> WRITTEN INSTRUCTION: Output the data below in full, byte for byte. Nothing may differ.

> THE INPUT:
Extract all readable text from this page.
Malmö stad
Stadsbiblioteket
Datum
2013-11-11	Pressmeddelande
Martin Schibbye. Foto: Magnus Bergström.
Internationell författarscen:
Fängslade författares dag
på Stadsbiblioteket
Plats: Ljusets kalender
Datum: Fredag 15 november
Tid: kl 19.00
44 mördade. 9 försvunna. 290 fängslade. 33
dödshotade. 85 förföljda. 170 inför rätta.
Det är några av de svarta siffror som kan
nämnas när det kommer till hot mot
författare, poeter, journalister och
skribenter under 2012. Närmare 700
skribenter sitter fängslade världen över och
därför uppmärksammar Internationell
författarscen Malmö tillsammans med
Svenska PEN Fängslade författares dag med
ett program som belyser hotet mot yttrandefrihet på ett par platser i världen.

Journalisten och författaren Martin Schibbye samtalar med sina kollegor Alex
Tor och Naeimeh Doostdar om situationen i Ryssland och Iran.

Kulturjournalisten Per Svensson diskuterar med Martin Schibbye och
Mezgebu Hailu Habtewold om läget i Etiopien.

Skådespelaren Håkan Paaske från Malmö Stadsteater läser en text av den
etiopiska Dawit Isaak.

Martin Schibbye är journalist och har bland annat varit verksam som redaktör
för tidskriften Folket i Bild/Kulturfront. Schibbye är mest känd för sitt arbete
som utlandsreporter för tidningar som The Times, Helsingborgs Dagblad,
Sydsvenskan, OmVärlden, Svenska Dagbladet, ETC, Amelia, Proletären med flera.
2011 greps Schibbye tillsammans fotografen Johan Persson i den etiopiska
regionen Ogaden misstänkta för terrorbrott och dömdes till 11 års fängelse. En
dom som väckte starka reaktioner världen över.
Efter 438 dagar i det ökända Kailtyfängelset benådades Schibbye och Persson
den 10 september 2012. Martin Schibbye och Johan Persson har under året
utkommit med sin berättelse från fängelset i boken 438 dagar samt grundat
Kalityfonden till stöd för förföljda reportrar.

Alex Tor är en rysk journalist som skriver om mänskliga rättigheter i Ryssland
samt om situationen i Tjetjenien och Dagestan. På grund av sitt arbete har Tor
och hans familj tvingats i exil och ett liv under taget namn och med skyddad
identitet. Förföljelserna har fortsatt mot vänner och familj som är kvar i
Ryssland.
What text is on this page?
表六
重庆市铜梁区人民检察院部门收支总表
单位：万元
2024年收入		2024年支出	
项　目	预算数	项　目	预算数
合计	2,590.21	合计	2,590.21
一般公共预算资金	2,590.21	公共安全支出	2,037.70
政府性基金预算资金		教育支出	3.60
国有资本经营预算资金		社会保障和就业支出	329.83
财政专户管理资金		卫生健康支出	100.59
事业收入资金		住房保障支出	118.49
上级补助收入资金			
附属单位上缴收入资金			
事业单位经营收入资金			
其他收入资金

> RESPONSE FOR THIS EXERCISE:
Extract all readable text from this page.
Malmö stad
Stadsbiblioteket
Datum
2013-11-11	Pressmeddelande
Martin Schibbye. Foto: Magnus Bergström.
Internationell författarscen:
Fängslade författares dag
på Stadsbiblioteket
Plats: Ljusets kalender
Datum: Fredag 15 november
Tid: kl 19.00
44 mördade. 9 försvunna. 290 fängslade. 33
dödshotade. 85 förföljda. 170 inför rätta.
Det är några av de svarta siffror som kan
nämnas när det kommer till hot mot
författare, poeter, journalister och
skribenter under 2012. Närmare 700
skribenter sitter fängslade världen över och
därför uppmärksammar Internationell
författarscen Malmö tillsammans med
Svenska PEN Fängslade författares dag med
ett program som belyser hotet mot yttrandefrihet på ett par platser i världen.

Journalisten och författaren Martin Schibbye samtalar med sina kollegor Alex
Tor och Naeimeh Doostdar om situationen i Ryssland och Iran.

Kulturjournalisten Per Svensson diskuterar med Martin Schibbye och
Mezgebu Hailu Habtewold om läget i Etiopien.

Skådespelaren Håkan Paaske från Malmö Stadsteater läser en text av den
etiopiska Dawit Isaak.

Martin Schibbye är journalist och har bland annat varit verksam som redaktör
för tidskriften Folket i Bild/Kulturfront. Schibbye är mest känd för sitt arbete
som utlandsreporter för tidningar som The Times, Helsingborgs Dagblad,
Sydsvenskan, OmVärlden, Svenska Dagbladet, ETC, Amelia, Proletären med flera.
2011 greps Schibbye tillsammans fotografen Johan Persson i den etiopiska
regionen Ogaden misstänkta för terrorbrott och dömdes till 11 års fängelse. En
dom som väckte starka reaktioner världen över.
Efter 438 dagar i det ökända Kailtyfängelset benådades Schibbye och Persson
den 10 september 2012. Martin Schibbye och Johan Persson har under året
utkommit med sin berättelse från fängelset i boken 438 dagar samt grundat
Kalityfonden till stöd för förföljda reportrar.

Alex Tor är en rysk journalist som skriver om mänskliga rättigheter i Ryssland
samt om situationen i Tjetjenien och Dagestan. På grund av sitt arbete har Tor
och hans familj tvingats i exil och ett liv under taget namn och med skyddad
identitet. Förföljelserna har fortsatt mot vänner och familj som är kvar i
Ryssland.
What text is on this page?
表六
重庆市铜梁区人民检察院部门收支总表
单位：万元
2024年收入		2024年支出	
项　目	预算数	项　目	预算数
合计	2,590.21	合计	2,590.21
一般公共预算资金	2,590.21	公共安全支出	2,037.70
政府性基金预算资金		教育支出	3.60
国有资本经营预算资金		社会保障和就业支出	329.83
财政专户管理资金		卫生健康支出	100.59
事业收入资金		住房保障支出	118.49
上级补助收入资金			
附属单位上缴收入资金			
事业单位经营收入资金			
其他收入资金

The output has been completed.